* _PROBLEM DETAILS_
Images excluded, repeat each entry below exactly.

* _INPUT MATERIAL_
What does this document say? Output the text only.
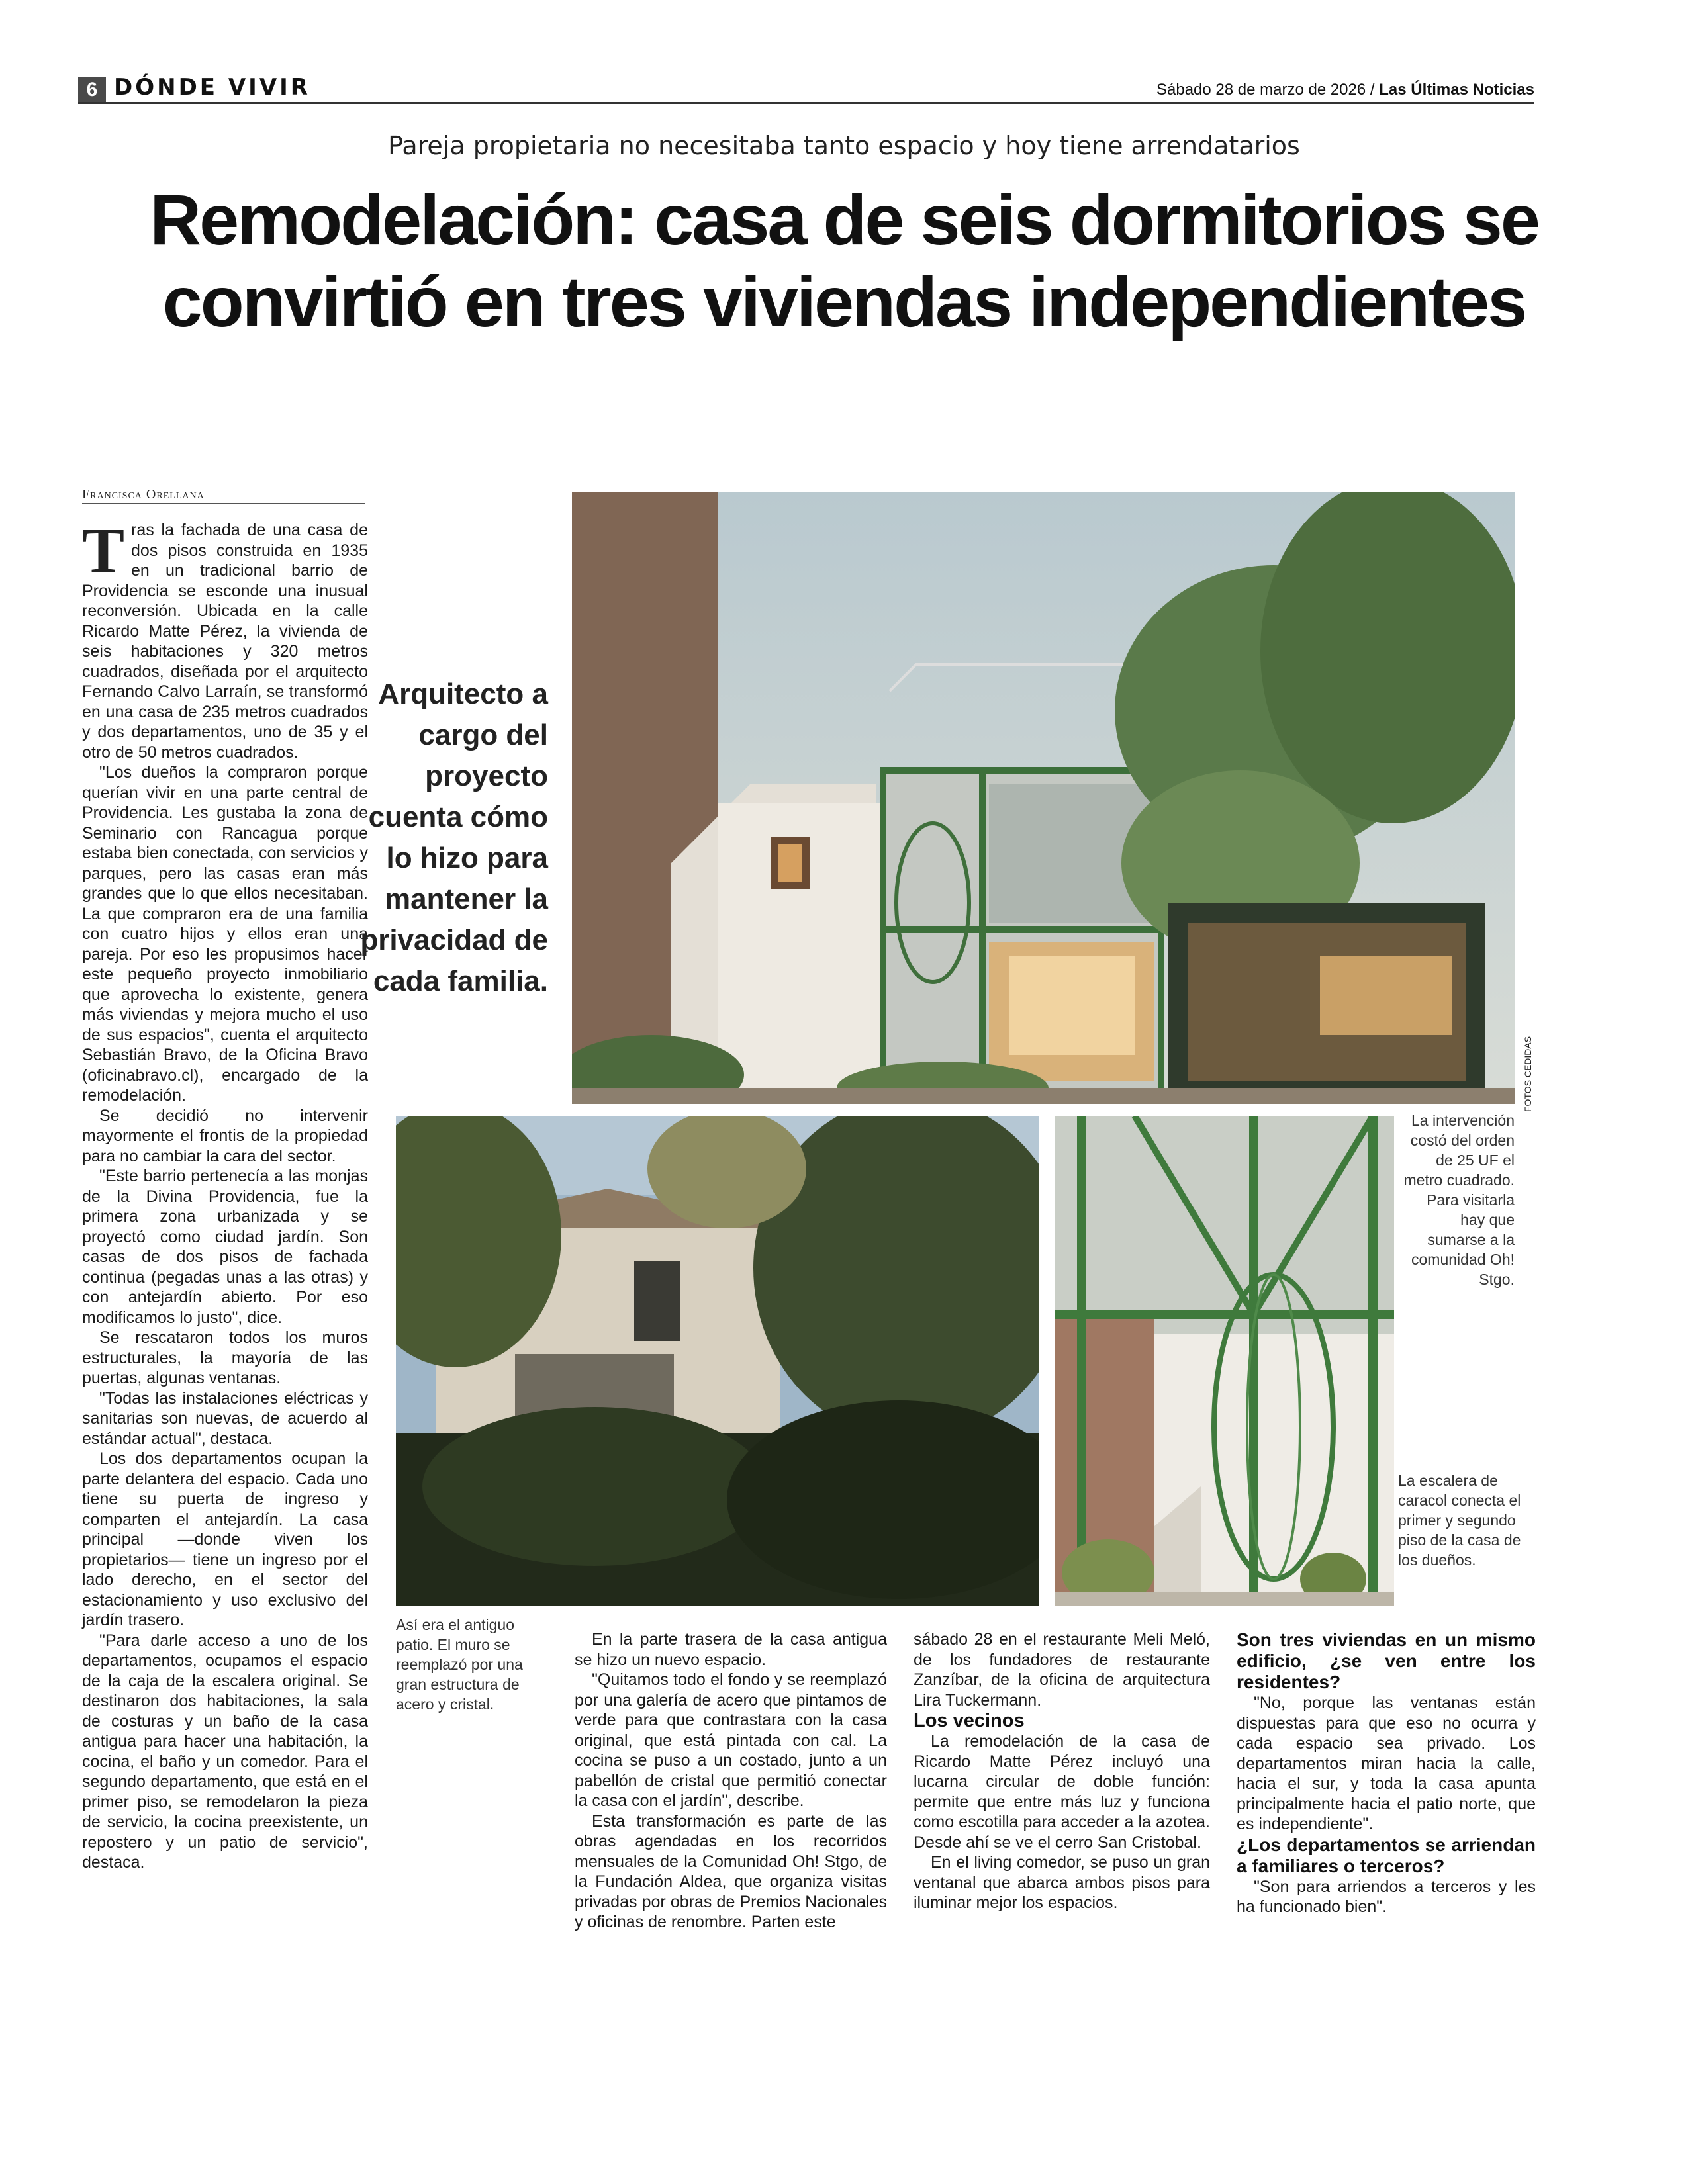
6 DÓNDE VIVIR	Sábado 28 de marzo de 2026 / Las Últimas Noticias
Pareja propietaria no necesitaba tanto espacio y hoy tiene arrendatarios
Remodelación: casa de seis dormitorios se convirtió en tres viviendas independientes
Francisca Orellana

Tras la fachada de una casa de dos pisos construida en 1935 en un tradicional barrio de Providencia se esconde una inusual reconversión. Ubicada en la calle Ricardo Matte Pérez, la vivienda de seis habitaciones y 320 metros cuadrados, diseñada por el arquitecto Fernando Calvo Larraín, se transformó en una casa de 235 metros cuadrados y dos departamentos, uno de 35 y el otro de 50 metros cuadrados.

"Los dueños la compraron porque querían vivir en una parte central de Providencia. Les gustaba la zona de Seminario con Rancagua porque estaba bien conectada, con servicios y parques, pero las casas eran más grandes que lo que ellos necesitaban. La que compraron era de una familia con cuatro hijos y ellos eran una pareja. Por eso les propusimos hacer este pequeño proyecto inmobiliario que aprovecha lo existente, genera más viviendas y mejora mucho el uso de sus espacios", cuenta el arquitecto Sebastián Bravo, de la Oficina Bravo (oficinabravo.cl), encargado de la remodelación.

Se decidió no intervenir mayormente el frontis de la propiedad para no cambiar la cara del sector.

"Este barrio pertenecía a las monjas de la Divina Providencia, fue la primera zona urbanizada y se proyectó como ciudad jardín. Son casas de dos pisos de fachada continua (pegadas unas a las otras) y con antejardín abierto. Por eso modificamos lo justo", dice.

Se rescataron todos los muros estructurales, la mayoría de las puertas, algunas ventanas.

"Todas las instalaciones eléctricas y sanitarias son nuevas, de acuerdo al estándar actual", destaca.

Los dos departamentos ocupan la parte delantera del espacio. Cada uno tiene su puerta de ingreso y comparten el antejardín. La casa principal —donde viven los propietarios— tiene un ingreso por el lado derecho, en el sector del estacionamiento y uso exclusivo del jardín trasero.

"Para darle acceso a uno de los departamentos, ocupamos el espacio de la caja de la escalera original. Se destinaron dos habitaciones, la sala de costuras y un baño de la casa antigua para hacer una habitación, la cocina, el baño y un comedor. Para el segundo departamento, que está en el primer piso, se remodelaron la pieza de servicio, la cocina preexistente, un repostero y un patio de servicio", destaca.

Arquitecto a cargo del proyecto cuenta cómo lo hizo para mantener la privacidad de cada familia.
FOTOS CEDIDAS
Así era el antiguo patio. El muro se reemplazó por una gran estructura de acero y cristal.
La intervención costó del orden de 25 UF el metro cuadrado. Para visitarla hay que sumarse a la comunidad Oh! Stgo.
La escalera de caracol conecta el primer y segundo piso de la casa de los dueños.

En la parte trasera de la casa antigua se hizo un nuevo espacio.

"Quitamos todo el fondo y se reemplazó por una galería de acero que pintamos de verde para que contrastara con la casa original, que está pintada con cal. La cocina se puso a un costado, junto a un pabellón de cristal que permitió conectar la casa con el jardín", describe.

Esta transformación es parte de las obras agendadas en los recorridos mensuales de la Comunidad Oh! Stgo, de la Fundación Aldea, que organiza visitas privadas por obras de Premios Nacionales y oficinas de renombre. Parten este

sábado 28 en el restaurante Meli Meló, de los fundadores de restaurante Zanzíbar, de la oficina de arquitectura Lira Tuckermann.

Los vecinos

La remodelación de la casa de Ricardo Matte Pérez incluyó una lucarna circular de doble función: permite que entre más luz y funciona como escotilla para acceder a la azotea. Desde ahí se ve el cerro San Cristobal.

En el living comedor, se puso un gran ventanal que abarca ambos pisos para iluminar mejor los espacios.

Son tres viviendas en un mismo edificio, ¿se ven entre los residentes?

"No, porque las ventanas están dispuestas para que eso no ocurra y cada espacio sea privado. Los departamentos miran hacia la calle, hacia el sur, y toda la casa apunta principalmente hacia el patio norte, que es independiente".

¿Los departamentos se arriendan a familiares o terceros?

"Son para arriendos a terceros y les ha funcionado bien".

* _ANSWER FOR THE TASK_
What does this document say? Output the text only.
6 DÓNDE VIVIR	Sábado 28 de marzo de 2026 / Las Últimas Noticias
Pareja propietaria no necesitaba tanto espacio y hoy tiene arrendatarios
Remodelación: casa de seis dormitorios se convirtió en tres viviendas independientes
Francisca Orellana

Tras la fachada de una casa de dos pisos construida en 1935 en un tradicional barrio de Providencia se esconde una inusual reconversión. Ubicada en la calle Ricardo Matte Pérez, la vivienda de seis habitaciones y 320 metros cuadrados, diseñada por el arquitecto Fernando Calvo Larraín, se transformó en una casa de 235 metros cuadrados y dos departamentos, uno de 35 y el otro de 50 metros cuadrados.

"Los dueños la compraron porque querían vivir en una parte central de Providencia. Les gustaba la zona de Seminario con Rancagua porque estaba bien conectada, con servicios y parques, pero las casas eran más grandes que lo que ellos necesitaban. La que compraron era de una familia con cuatro hijos y ellos eran una pareja. Por eso les propusimos hacer este pequeño proyecto inmobiliario que aprovecha lo existente, genera más viviendas y mejora mucho el uso de sus espacios", cuenta el arquitecto Sebastián Bravo, de la Oficina Bravo (oficinabravo.cl), encargado de la remodelación.

Se decidió no intervenir mayormente el frontis de la propiedad para no cambiar la cara del sector.

"Este barrio pertenecía a las monjas de la Divina Providencia, fue la primera zona urbanizada y se proyectó como ciudad jardín. Son casas de dos pisos de fachada continua (pegadas unas a las otras) y con antejardín abierto. Por eso modificamos lo justo", dice.

Se rescataron todos los muros estructurales, la mayoría de las puertas, algunas ventanas.

"Todas las instalaciones eléctricas y sanitarias son nuevas, de acuerdo al estándar actual", destaca.

Los dos departamentos ocupan la parte delantera del espacio. Cada uno tiene su puerta de ingreso y comparten el antejardín. La casa principal —donde viven los propietarios— tiene un ingreso por el lado derecho, en el sector del estacionamiento y uso exclusivo del jardín trasero.

"Para darle acceso a uno de los departamentos, ocupamos el espacio de la caja de la escalera original. Se destinaron dos habitaciones, la sala de costuras y un baño de la casa antigua para hacer una habitación, la cocina, el baño y un comedor. Para el segundo departamento, que está en el primer piso, se remodelaron la pieza de servicio, la cocina preexistente, un repostero y un patio de servicio", destaca.

Arquitecto a cargo del proyecto cuenta cómo lo hizo para mantener la privacidad de cada familia.
FOTOS CEDIDAS
Así era el antiguo patio. El muro se reemplazó por una gran estructura de acero y cristal.
La intervención costó del orden de 25 UF el metro cuadrado. Para visitarla hay que sumarse a la comunidad Oh! Stgo.
La escalera de caracol conecta el primer y segundo piso de la casa de los dueños.

En la parte trasera de la casa antigua se hizo un nuevo espacio.

"Quitamos todo el fondo y se reemplazó por una galería de acero que pintamos de verde para que contrastara con la casa original, que está pintada con cal. La cocina se puso a un costado, junto a un pabellón de cristal que permitió conectar la casa con el jardín", describe.

Esta transformación es parte de las obras agendadas en los recorridos mensuales de la Comunidad Oh! Stgo, de la Fundación Aldea, que organiza visitas privadas por obras de Premios Nacionales y oficinas de renombre. Parten este

sábado 28 en el restaurante Meli Meló, de los fundadores de restaurante Zanzíbar, de la oficina de arquitectura Lira Tuckermann.

Los vecinos

La remodelación de la casa de Ricardo Matte Pérez incluyó una lucarna circular de doble función: permite que entre más luz y funciona como escotilla para acceder a la azotea. Desde ahí se ve el cerro San Cristobal.

En el living comedor, se puso un gran ventanal que abarca ambos pisos para iluminar mejor los espacios.

Son tres viviendas en un mismo edificio, ¿se ven entre los residentes?

"No, porque las ventanas están dispuestas para que eso no ocurra y cada espacio sea privado. Los departamentos miran hacia la calle, hacia el sur, y toda la casa apunta principalmente hacia el patio norte, que es independiente".

¿Los departamentos se arriendan a familiares o terceros?

"Son para arriendos a terceros y les ha funcionado bien".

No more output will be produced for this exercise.